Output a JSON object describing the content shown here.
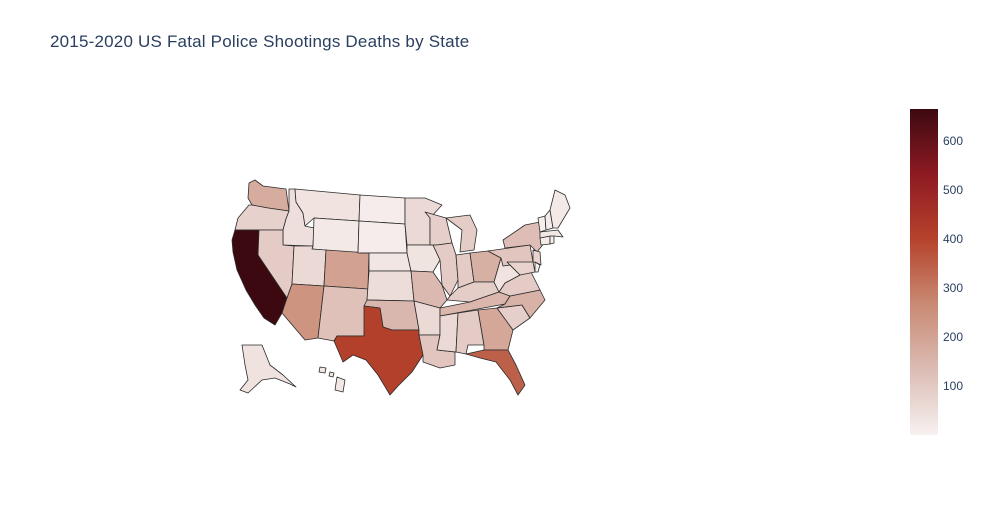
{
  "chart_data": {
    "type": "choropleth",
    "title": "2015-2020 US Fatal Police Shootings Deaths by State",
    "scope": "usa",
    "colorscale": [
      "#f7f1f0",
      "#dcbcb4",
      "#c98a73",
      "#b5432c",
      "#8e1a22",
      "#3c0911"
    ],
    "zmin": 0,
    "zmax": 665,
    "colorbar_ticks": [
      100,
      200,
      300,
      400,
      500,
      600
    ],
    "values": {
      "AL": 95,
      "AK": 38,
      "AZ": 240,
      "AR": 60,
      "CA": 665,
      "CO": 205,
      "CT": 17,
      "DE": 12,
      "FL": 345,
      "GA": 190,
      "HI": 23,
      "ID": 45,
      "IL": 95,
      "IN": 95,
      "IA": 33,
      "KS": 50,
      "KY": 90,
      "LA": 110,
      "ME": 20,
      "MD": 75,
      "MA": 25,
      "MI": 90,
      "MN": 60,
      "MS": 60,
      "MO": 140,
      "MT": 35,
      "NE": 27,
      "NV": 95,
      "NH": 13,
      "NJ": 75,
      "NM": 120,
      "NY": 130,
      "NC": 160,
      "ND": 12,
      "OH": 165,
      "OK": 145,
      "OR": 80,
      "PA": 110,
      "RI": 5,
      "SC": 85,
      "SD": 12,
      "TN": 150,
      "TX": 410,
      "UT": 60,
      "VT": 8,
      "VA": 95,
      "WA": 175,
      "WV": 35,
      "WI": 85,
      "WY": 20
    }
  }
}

(The task) Images in the records should not be copied. Repeat all the rest exactly.

(Correct output)
Output a JSON object describing the content shown here.
{
  "chart_data": {
    "type": "choropleth",
    "title": "2015-2020 US Fatal Police Shootings Deaths by State",
    "scope": "usa",
    "colorscale": [
      "#f7f1f0",
      "#dcbcb4",
      "#c98a73",
      "#b5432c",
      "#8e1a22",
      "#3c0911"
    ],
    "zmin": 0,
    "zmax": 665,
    "colorbar_ticks": [
      100,
      200,
      300,
      400,
      500,
      600
    ],
    "values": {
      "AL": 95,
      "AK": 38,
      "AZ": 240,
      "AR": 60,
      "CA": 665,
      "CO": 205,
      "CT": 17,
      "DE": 12,
      "FL": 345,
      "GA": 190,
      "HI": 23,
      "ID": 45,
      "IL": 95,
      "IN": 95,
      "IA": 33,
      "KS": 50,
      "KY": 90,
      "LA": 110,
      "ME": 20,
      "MD": 75,
      "MA": 25,
      "MI": 90,
      "MN": 60,
      "MS": 60,
      "MO": 140,
      "MT": 35,
      "NE": 27,
      "NV": 95,
      "NH": 13,
      "NJ": 75,
      "NM": 120,
      "NY": 130,
      "NC": 160,
      "ND": 12,
      "OH": 165,
      "OK": 145,
      "OR": 80,
      "PA": 110,
      "RI": 5,
      "SC": 85,
      "SD": 12,
      "TN": 150,
      "TX": 410,
      "UT": 60,
      "VT": 8,
      "VA": 95,
      "WA": 175,
      "WV": 35,
      "WI": 85,
      "WY": 20
    }
  }
}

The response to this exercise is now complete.